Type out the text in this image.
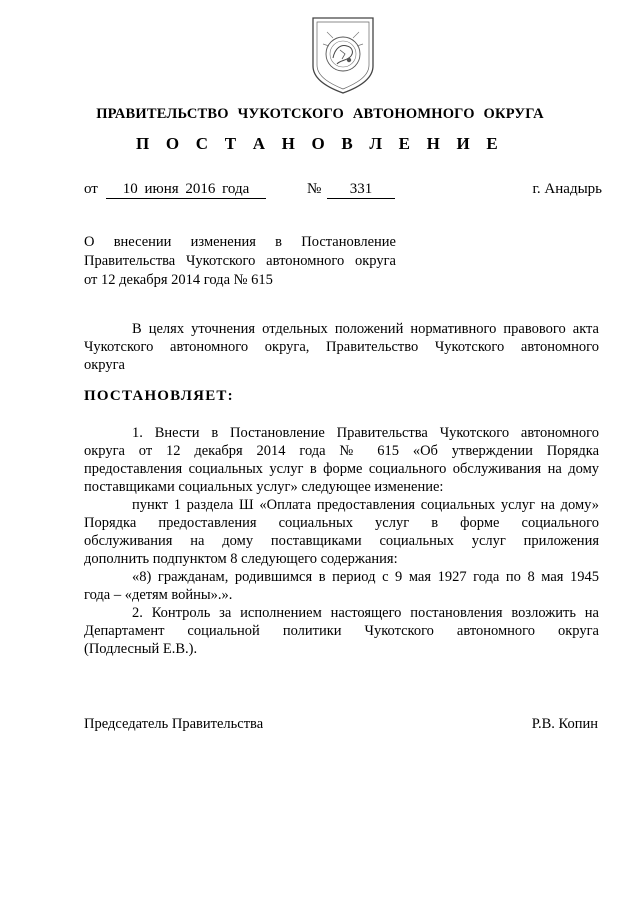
ПРАВИТЕЛЬСТВО ЧУКОТСКОГО АВТОНОМНОГО ОКРУГА
П О С Т А Н О В Л Е Н И Е
от	10 июня 2016 года	№	331	г. Анадырь
О внесении изменения в Постановление
Правительства Чукотского автономного округа
от 12 декабря 2014 года № 615
В целях уточнения отдельных положений нормативного правового акта
Чукотского автономного округа, Правительство Чукотского автономного
округа
ПОСТАНОВЛЯЕТ:
1. Внести в Постановление Правительства Чукотского автономного
округа от 12 декабря 2014 года № 615 «Об утверждении Порядка
предоставления социальных услуг в форме социального обслуживания на дому
поставщиками социальных услуг» следующее изменение:
пункт 1 раздела Ш «Оплата предоставления социальных услуг на дому»
Порядка предоставления социальных услуг в форме социального
обслуживания на дому поставщиками социальных услуг приложения
дополнить подпунктом 8 следующего содержания:
«8) гражданам, родившимся в период с 9 мая 1927 года по 8 мая 1945
года – «детям войны».».
2. Контроль за исполнением настоящего постановления возложить на
Департамент социальной политики Чукотского автономного округа
(Подлесный Е.В.).
Председатель Правительства	Р.В. Копин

▸ **Objective**: Search the data for the string "форме" and copy each line where it appears.

▸ **Complete output**:
предоставления социальных услуг в форме социального обслуживания на дому
Порядка предоставления социальных услуг в форме социального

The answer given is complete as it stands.